Data listing
## BEGIN
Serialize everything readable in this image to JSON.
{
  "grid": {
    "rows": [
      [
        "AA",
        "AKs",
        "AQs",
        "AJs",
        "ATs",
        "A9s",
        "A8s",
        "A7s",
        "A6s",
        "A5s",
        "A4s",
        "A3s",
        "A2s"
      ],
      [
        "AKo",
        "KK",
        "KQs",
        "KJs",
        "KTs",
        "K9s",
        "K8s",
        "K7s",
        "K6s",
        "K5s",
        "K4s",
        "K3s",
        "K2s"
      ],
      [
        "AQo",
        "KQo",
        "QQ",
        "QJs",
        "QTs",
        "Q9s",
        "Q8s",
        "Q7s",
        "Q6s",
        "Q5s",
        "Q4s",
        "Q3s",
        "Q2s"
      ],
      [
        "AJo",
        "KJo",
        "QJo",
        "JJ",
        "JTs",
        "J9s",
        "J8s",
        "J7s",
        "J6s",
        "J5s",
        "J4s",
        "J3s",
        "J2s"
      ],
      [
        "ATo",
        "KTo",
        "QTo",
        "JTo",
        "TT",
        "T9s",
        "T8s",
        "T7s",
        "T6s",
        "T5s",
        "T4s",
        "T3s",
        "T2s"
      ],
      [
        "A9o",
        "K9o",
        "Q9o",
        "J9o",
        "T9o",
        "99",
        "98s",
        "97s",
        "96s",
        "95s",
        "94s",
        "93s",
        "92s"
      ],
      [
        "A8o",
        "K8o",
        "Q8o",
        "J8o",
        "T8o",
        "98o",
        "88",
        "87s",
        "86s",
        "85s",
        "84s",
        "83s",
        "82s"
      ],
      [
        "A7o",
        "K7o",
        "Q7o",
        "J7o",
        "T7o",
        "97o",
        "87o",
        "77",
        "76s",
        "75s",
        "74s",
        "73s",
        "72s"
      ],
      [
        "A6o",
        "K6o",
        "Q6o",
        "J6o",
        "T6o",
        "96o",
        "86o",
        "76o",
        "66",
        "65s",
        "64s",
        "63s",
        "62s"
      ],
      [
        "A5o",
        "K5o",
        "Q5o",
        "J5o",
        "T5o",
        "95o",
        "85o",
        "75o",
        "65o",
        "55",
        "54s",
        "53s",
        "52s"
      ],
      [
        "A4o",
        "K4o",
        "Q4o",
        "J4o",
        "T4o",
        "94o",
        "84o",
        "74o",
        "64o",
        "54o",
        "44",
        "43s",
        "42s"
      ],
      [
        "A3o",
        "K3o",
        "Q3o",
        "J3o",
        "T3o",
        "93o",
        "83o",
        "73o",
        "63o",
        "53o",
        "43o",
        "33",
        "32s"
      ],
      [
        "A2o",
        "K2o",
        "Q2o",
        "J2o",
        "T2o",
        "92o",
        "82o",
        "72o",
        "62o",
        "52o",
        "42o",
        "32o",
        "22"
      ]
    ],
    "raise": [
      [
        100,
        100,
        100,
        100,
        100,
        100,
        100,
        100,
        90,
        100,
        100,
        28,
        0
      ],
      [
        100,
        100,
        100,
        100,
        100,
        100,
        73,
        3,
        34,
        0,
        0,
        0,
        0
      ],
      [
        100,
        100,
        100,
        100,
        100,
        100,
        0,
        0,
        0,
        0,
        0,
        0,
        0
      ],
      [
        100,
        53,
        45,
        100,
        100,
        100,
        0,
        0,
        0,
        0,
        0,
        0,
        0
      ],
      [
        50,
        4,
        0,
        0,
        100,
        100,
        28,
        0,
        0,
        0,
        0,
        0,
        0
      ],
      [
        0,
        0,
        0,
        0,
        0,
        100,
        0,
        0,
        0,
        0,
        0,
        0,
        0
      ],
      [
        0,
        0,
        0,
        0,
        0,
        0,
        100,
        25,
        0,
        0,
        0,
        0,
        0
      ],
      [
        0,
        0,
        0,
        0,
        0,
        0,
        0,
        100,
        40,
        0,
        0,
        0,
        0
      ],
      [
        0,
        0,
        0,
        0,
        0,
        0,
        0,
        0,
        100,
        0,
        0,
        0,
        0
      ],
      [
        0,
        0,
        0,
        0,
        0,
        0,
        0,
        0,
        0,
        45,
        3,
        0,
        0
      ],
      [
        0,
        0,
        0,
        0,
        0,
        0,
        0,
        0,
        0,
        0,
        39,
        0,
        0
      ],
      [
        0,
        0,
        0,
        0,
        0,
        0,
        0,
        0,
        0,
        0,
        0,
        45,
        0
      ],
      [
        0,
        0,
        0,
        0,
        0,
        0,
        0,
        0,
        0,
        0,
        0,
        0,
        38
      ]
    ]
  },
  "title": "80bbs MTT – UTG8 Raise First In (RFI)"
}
## END
## BEGIN
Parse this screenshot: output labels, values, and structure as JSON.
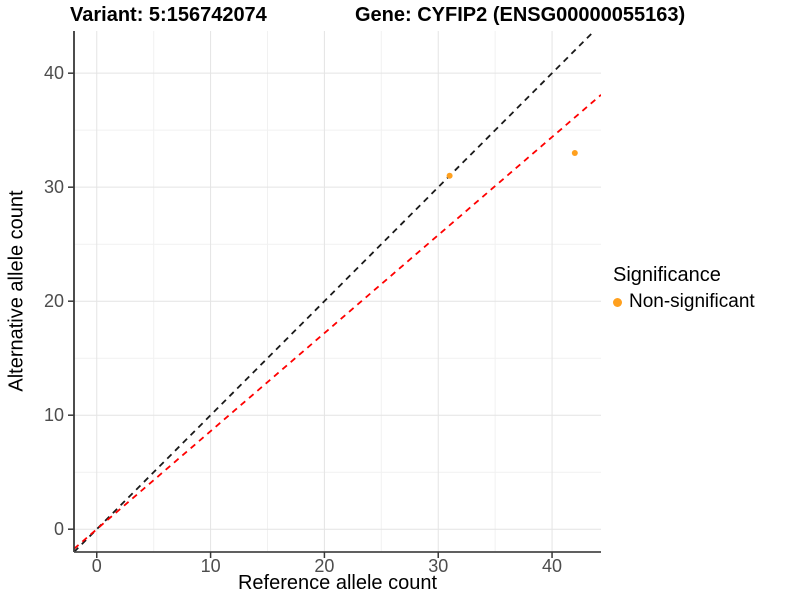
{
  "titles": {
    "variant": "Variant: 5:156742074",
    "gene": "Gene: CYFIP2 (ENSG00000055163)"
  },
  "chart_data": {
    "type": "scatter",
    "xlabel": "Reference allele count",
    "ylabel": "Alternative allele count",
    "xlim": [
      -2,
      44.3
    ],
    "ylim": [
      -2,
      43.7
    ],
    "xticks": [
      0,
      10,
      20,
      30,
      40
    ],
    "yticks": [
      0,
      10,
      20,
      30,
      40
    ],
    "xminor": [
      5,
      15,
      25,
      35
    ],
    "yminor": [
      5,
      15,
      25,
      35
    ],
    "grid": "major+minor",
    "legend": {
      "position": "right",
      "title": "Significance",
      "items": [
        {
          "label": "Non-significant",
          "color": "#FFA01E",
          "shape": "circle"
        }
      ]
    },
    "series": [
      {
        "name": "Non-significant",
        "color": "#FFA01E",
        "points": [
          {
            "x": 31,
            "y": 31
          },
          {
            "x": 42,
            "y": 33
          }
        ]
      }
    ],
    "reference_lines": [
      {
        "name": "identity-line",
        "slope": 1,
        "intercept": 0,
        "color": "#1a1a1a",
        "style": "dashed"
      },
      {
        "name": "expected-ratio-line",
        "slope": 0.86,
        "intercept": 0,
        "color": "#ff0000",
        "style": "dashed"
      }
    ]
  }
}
## END
Report the number of lines containing the string "count" and add nothing to it.

◆ **Reply**: 2